:: PASSAGE PROVIDED ::

19. Recommender Systems#
As the final main module of our book, we want to explore the ever-present concept of recommender systems. Recommender systems are quite a broad set of applications of machine learning, and there are no shortage of examples you are likely familiar with in your experience online. These include, but are no way limited to:
Netflix recommends movies/shows that it think you will watch.
Spotify recommends artist or songs similar to ones you’ve listened to before. They even build playlists such as “Discover Weekly” to accumulate many of of these recommendations in a single playlist.
Youtube recommends videos on your home page for you to watch, as well as set of videos for you to watch next related to the content you are currently watching.
Social media companies like TikTok, Twitter, Facebook are constantly recommending you posts or media that they think you will like. Additionally, they recommend ads personalized to you based on the content you frequently interact with.
Online stores such as Amazon recommend products they think you will purchase.
Search engines serve you tailored ads based on your current search, and your search history.
As you can see, this concept of “recommendation” is quite broad topic and can be used in quite a few applications. However, a lot of these problems can be framed as special cases of the same underlying recommendation problem.

:::
:: EXTRACTED DATA ::

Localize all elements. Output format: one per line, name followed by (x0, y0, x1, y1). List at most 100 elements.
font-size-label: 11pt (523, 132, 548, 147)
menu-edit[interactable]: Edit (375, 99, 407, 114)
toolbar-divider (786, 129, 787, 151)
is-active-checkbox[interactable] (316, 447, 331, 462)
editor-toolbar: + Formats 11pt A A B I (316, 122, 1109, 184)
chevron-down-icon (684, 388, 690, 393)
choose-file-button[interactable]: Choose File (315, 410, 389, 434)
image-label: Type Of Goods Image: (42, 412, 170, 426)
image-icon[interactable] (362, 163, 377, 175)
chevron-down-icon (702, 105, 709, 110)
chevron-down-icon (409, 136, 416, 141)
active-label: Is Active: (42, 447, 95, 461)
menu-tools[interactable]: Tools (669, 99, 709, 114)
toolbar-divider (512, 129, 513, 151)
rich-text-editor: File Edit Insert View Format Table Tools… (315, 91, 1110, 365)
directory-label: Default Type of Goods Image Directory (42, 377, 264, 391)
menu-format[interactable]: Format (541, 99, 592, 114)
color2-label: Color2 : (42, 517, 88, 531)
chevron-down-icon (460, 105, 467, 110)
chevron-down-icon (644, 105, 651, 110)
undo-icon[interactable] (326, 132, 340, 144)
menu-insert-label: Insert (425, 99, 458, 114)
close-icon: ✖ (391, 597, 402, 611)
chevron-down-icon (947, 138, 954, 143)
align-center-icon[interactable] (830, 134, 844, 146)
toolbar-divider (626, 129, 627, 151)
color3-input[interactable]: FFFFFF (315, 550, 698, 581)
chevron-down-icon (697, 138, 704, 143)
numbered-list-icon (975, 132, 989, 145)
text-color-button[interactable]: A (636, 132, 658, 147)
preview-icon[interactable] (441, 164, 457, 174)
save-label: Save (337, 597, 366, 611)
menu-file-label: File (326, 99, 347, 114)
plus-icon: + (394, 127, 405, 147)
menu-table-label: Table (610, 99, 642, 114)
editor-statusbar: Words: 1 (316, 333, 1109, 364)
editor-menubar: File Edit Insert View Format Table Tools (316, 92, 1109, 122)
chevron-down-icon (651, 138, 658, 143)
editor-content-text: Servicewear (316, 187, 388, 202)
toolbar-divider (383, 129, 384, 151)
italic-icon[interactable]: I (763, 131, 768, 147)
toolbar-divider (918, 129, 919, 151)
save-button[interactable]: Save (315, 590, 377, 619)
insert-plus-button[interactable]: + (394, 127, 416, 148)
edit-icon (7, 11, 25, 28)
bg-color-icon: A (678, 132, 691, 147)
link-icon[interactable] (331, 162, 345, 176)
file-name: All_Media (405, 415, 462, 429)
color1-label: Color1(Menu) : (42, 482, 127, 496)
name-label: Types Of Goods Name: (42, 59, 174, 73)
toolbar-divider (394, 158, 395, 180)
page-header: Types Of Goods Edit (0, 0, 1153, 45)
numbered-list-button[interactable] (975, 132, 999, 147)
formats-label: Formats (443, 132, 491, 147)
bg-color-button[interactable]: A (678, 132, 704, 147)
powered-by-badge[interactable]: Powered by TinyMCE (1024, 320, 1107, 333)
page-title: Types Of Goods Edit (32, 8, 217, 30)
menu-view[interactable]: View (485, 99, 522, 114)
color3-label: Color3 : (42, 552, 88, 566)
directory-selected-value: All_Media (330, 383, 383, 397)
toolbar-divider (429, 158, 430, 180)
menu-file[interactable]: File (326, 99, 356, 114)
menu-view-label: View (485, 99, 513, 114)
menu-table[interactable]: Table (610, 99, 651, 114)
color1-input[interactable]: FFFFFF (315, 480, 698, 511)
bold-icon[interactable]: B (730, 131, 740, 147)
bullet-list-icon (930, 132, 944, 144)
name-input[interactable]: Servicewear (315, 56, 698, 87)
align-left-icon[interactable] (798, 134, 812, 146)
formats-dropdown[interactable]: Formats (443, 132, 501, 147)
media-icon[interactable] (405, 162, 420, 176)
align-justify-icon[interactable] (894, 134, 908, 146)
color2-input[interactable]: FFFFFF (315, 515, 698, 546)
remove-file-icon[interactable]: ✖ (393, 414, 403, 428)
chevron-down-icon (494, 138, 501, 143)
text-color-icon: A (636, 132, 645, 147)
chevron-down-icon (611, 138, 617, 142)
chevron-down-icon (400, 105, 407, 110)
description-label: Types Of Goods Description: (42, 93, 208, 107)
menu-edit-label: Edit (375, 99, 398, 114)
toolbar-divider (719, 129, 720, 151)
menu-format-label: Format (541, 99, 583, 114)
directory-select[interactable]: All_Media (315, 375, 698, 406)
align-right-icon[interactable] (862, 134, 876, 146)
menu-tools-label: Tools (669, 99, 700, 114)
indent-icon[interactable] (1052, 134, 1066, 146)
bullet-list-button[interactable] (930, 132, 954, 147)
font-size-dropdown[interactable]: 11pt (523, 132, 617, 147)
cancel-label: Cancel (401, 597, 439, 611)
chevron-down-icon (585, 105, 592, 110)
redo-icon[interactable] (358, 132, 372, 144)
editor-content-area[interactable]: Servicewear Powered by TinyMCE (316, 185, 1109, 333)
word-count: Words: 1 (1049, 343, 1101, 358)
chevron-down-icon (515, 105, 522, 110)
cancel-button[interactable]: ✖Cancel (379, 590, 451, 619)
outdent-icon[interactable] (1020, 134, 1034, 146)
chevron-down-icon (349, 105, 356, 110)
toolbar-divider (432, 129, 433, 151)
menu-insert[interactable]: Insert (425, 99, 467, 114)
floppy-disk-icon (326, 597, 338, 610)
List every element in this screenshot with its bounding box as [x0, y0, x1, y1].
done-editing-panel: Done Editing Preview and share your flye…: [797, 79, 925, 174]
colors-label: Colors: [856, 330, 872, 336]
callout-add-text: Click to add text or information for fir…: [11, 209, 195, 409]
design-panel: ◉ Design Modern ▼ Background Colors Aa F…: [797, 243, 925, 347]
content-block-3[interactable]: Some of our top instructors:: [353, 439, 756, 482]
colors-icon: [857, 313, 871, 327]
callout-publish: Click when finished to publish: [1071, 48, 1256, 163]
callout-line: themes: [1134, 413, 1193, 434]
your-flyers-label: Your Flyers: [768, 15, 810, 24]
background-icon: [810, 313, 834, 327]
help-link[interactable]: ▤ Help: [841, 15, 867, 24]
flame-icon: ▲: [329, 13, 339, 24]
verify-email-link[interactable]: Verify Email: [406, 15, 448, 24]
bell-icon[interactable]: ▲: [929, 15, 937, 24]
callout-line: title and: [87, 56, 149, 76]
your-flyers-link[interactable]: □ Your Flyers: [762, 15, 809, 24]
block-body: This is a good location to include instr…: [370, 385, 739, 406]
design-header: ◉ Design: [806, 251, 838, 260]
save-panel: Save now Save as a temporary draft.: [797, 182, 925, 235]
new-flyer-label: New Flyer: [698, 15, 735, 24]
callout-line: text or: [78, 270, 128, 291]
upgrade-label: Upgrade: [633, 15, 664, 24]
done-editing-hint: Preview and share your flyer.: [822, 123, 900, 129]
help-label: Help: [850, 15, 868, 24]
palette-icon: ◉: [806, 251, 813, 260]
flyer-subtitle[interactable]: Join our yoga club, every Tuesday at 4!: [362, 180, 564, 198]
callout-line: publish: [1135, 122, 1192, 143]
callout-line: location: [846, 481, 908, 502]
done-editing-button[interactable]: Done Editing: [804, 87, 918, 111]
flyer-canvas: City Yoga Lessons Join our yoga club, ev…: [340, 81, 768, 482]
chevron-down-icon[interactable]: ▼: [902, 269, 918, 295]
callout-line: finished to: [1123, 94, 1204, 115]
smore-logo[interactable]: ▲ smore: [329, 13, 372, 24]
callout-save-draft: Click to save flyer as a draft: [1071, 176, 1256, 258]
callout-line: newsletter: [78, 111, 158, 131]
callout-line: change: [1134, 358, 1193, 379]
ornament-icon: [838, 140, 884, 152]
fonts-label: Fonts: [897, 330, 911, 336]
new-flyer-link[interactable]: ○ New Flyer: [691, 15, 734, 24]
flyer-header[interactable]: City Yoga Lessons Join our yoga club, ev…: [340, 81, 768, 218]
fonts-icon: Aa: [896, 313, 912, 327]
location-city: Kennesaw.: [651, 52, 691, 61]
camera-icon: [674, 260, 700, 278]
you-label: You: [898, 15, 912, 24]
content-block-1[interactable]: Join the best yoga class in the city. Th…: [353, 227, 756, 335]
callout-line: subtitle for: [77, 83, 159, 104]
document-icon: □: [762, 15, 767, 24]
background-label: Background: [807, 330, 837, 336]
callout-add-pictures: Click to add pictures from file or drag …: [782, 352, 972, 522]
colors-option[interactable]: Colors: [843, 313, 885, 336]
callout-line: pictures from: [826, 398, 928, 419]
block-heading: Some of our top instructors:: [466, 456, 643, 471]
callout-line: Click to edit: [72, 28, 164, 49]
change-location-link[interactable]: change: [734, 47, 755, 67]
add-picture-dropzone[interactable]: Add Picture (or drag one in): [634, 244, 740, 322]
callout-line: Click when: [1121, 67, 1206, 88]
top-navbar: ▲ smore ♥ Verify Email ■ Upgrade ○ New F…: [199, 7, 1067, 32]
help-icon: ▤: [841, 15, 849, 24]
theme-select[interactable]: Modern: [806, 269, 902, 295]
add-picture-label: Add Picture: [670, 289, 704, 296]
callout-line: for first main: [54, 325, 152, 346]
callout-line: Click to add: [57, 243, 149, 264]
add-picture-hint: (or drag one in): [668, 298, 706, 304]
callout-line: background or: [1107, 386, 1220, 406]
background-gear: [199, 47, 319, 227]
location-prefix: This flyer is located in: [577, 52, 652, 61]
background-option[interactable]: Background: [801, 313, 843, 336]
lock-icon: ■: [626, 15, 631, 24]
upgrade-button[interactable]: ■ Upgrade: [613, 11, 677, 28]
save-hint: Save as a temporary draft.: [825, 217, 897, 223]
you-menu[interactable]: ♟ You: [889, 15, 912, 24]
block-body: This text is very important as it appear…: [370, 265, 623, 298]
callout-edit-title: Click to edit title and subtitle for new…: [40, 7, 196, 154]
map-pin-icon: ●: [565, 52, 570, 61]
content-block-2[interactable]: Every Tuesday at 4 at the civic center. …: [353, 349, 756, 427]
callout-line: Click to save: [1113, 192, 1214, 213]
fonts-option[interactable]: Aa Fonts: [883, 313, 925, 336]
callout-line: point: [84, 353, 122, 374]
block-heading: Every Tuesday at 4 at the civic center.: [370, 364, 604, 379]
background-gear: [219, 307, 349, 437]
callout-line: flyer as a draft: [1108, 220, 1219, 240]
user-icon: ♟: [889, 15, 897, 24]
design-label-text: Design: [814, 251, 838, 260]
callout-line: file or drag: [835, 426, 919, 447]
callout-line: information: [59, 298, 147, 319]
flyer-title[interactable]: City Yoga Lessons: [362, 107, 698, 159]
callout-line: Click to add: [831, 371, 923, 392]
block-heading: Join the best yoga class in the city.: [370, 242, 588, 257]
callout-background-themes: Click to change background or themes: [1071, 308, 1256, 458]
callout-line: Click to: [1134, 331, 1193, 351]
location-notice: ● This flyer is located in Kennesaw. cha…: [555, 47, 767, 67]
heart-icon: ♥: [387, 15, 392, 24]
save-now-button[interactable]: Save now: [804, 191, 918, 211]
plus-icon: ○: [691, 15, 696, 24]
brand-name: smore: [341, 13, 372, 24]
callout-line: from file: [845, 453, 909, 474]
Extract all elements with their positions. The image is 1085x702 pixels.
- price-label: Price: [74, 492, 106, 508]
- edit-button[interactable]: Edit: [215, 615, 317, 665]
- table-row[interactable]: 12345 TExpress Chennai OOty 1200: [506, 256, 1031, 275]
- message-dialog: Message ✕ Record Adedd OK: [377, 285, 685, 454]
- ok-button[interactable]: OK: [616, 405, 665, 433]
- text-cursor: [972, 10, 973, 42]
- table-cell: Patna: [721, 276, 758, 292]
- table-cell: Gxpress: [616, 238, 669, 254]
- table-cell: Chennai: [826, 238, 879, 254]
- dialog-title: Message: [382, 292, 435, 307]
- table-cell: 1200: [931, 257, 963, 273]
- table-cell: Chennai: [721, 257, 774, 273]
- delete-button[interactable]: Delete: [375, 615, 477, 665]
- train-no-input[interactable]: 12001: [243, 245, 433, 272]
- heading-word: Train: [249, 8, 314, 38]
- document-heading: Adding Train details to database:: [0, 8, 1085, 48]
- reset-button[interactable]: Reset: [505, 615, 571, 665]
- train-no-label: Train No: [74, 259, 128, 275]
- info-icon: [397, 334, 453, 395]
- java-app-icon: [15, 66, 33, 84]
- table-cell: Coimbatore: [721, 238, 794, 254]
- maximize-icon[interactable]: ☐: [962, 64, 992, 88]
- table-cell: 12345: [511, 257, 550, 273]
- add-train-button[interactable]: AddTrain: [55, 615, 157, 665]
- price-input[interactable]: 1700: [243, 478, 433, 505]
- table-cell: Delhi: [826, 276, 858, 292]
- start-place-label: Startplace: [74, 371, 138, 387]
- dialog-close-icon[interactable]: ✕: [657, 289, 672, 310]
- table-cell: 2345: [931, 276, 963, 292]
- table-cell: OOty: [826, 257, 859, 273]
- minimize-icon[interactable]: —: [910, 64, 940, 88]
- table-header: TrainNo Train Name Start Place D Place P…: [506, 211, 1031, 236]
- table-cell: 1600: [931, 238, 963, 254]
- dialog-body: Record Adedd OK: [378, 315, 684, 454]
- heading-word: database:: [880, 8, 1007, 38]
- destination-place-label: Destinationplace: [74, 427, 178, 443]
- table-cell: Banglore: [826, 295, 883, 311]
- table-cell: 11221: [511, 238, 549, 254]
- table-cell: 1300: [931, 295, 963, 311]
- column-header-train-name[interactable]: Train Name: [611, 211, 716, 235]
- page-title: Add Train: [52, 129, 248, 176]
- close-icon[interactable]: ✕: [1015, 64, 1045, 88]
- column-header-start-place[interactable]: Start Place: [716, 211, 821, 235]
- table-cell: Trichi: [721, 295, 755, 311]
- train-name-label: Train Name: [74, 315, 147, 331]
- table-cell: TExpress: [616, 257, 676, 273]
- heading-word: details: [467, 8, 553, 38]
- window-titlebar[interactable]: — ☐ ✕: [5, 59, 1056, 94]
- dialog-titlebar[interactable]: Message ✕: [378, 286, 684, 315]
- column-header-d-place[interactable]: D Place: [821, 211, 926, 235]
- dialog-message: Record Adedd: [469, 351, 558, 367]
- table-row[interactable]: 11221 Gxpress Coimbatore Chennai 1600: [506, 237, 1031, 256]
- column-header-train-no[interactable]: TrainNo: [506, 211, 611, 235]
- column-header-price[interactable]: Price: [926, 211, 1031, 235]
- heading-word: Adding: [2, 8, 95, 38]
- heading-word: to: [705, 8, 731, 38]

:::

* CHALLENGE 1
Repeat the recommender systems passage word for word, everything from "19. Recommender Systems#" down to "are currently watching.".
* CHALLENGE 2
Write the next part of the recommender systems passage, picking up after its final sentence.

* EXPECTED ANSWER 1
19. Recommender Systems#
As the final main module of our book, we want to explore the ever-present concept of recommender systems. Recommender systems are quite a broad set of applications of machine learning, and there are no shortage of examples you are likely familiar with in your experience online. These include, but are no way limited to:
Netflix recommends movies/shows that it think you will watch.
Spotify recommends artist or songs similar to ones you’ve listened to before. They even build playlists such as “Discover Weekly” to accumulate many of of these recommendations in a single playlist.
Youtube recommends videos on your home page for you to watch, as well as set of videos for you to watch next related to the content you are currently watching.

* EXPECTED ANSWER 2
We will explore a wide set of possible algorithms for this recommendation framework in this chapter, and importantly, discuss the pros and cons of the various approaches based on their designs. For each of the approaches we outline, we will include a couple tags for the approach that we will define in detail later in the chapter, so you can ignore those for now on your first read.
19.1. Recommendation Framework#
Most recommendation problems can be framed in a similar framework of a user-item interaction matrix. We usually consider a system with \(n\) users and \(m\) items. In many settings we assume there are far more users than items (\(n \gg m\)). For example, in 2023, Youtube had approximately 2.6 billion user and 800 million videos (source).
Based on pairs of user/item interactions, our goal is to find some sort of measure of user preferences to make predictions about what to recommend. For example, suppose we were interested in seeing how Netflix users can rate items (movies) on a scale from “Not for me”, “I like this”, “Love this!”, which we will arbitrarily assign the values -1, 1, 2. We will use the value 0 to indicate a user hasn’t rated a movie.
Item 1 |
Item 2 |
… |
Item \(m\) |
|
---|---|---|---|---|
User 1 |
2 |
0 |
… |
1 |
User 2 |
0 |
-1 |
… |
0 |
… |
… |
… |
… |
… |
User \(n\) |
1 |
1 |
… |
0 |
An important note is that what you choose to record and define interactions with users and items will have a tremendous impact on the model we learn and recommendations we make. Importantly, we should distinguish between two types of interactions we could record: implicit user feedback and explicit user feedback. Explicit feedback is when the user explicitly tells us if they like an item or not (e.g., Netflix users rating a movie as one they enjoyed or not) while implicit feedback are values we derive from their interaction with an item (e.g., did they go on to continue to use the service and watch more movies later). In different settings, we might care about different metrics for defining user interactions, and we will see the ramifications of the metrics we choose to measure.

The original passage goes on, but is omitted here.